State the number of lines where "content" appears. Add nothing else.

++++ Data rows

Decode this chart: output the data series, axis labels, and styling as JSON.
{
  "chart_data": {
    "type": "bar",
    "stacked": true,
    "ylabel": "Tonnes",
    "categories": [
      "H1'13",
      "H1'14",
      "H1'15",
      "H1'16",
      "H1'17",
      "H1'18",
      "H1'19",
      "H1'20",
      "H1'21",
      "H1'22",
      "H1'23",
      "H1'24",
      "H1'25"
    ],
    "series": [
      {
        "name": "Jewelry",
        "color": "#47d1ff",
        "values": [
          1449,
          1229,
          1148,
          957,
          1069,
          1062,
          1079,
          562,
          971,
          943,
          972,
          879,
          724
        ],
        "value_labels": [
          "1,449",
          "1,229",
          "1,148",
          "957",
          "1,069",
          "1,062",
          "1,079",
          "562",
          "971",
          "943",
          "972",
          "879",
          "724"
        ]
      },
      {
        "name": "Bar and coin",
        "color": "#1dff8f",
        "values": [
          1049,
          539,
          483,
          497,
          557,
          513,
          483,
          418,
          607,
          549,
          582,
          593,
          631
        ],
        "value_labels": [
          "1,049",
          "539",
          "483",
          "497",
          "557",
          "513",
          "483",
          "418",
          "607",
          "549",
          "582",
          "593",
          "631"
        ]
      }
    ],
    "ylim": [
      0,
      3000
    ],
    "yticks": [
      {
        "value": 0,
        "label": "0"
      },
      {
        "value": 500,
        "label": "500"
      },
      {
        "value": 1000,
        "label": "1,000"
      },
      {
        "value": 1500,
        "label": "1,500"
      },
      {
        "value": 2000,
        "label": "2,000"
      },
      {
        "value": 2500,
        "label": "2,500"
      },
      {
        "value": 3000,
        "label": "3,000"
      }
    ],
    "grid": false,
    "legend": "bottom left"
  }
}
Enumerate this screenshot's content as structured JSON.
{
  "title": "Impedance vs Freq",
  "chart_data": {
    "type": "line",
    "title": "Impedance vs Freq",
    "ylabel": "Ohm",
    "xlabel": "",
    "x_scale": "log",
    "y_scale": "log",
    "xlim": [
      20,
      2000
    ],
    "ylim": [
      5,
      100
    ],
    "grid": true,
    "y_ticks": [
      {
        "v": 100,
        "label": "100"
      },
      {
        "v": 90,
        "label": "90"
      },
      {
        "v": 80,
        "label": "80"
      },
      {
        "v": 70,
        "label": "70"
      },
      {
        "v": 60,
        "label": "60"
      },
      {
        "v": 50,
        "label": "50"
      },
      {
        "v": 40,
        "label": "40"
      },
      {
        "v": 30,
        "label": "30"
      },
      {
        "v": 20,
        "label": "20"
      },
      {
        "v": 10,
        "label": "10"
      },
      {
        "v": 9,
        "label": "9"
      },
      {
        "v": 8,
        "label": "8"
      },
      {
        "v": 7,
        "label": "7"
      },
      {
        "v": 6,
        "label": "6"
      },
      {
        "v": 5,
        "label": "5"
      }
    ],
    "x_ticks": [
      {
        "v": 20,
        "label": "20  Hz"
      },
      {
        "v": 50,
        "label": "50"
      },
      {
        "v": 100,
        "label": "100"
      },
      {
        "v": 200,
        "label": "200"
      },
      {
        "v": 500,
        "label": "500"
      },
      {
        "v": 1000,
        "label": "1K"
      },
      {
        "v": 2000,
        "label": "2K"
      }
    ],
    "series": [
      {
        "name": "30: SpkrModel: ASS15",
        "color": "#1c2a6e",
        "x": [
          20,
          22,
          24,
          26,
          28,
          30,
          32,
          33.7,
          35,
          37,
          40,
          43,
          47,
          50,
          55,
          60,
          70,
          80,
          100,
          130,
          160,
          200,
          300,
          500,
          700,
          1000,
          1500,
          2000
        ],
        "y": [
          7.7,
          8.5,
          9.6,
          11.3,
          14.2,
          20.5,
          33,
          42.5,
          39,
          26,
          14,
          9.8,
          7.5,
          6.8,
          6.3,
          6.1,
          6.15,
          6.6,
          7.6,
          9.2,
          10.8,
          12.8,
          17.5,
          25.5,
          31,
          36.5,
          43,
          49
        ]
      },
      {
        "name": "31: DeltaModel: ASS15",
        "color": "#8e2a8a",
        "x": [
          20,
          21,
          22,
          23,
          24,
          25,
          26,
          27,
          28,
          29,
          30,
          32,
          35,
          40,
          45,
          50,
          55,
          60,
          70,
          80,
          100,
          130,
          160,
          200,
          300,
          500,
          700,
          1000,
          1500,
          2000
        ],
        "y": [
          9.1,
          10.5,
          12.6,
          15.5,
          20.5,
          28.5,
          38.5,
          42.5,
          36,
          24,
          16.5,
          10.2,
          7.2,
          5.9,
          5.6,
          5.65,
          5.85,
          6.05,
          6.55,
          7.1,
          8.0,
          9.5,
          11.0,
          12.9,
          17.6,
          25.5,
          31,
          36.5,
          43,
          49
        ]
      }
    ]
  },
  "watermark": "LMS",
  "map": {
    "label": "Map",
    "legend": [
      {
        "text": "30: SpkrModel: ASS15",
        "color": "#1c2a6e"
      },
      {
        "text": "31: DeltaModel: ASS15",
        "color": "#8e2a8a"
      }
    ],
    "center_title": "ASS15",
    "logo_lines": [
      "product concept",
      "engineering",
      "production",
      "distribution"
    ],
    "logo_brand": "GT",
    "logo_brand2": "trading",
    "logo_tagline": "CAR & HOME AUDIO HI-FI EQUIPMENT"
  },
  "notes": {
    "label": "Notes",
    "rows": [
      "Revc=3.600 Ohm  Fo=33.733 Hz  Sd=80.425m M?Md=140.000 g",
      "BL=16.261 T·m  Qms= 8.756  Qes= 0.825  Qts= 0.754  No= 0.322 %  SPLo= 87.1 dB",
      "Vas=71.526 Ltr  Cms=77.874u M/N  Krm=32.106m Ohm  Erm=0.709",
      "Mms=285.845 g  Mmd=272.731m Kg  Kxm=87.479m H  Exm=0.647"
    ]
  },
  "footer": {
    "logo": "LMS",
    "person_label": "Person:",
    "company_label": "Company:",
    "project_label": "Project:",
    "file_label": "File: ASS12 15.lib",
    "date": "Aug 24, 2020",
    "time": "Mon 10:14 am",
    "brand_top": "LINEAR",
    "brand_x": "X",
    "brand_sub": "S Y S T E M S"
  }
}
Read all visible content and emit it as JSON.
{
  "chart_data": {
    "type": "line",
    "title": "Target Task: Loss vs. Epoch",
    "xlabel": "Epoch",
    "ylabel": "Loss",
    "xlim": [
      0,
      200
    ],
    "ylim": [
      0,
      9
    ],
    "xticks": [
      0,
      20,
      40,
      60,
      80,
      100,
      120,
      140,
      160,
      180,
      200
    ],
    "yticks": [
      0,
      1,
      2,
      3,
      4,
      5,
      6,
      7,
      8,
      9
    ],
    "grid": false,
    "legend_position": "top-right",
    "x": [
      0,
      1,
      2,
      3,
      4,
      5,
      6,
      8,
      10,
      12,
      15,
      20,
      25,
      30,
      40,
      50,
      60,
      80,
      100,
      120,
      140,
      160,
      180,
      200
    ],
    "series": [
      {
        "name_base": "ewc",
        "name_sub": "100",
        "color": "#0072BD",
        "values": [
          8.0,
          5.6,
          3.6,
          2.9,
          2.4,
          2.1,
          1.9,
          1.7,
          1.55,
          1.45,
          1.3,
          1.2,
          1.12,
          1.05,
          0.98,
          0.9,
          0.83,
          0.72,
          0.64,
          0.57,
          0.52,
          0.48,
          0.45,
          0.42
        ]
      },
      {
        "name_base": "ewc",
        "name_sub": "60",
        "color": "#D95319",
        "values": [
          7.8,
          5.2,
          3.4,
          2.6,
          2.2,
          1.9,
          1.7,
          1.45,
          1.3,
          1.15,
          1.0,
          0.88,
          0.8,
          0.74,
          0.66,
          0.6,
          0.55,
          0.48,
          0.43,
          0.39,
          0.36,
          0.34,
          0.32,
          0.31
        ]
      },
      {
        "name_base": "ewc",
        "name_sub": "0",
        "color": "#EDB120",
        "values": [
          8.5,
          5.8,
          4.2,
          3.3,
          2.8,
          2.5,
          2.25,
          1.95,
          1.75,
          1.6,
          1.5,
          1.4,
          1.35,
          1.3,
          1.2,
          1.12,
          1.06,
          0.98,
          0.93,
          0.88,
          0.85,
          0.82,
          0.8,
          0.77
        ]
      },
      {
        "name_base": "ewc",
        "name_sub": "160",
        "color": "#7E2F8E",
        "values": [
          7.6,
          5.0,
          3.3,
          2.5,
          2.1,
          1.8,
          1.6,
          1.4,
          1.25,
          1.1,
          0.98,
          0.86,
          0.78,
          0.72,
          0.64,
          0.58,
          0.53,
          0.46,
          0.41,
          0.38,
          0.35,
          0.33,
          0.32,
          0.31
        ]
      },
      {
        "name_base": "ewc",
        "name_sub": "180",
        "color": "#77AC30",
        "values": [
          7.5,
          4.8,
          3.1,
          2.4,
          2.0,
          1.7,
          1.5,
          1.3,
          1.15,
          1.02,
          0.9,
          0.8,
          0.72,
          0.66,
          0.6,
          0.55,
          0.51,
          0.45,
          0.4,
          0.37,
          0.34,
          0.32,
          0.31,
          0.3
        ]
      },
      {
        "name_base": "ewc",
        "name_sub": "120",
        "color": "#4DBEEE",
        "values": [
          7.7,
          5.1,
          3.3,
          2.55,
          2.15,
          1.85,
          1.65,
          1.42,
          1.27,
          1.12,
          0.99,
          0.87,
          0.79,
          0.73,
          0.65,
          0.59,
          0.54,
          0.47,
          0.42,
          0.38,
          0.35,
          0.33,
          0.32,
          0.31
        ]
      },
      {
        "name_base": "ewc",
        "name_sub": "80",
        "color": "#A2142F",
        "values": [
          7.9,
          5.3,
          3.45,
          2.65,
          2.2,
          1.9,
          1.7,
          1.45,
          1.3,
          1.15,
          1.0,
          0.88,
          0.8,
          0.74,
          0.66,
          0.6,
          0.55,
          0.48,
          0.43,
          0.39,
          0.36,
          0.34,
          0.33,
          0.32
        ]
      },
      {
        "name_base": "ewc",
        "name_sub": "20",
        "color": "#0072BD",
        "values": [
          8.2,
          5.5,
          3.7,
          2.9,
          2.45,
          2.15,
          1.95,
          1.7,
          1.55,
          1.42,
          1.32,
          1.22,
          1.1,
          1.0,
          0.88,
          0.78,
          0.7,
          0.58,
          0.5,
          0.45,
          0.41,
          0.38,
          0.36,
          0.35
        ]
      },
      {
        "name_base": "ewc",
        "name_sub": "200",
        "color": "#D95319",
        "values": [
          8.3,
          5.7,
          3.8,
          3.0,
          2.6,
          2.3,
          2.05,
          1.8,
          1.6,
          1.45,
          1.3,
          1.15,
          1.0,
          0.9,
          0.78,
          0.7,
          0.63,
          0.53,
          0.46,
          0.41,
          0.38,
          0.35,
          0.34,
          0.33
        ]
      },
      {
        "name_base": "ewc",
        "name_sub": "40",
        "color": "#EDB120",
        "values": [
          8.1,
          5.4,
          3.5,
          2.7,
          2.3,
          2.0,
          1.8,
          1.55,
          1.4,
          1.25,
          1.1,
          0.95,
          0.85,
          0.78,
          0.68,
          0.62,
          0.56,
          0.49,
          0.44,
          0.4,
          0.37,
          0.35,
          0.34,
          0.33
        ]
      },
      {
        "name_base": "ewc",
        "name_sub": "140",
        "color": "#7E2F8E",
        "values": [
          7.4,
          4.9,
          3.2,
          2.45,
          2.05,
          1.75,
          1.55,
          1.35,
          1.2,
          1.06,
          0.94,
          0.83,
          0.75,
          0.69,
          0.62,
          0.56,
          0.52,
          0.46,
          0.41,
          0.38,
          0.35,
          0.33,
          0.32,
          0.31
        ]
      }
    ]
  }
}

++++++++

Solution to this task -> 2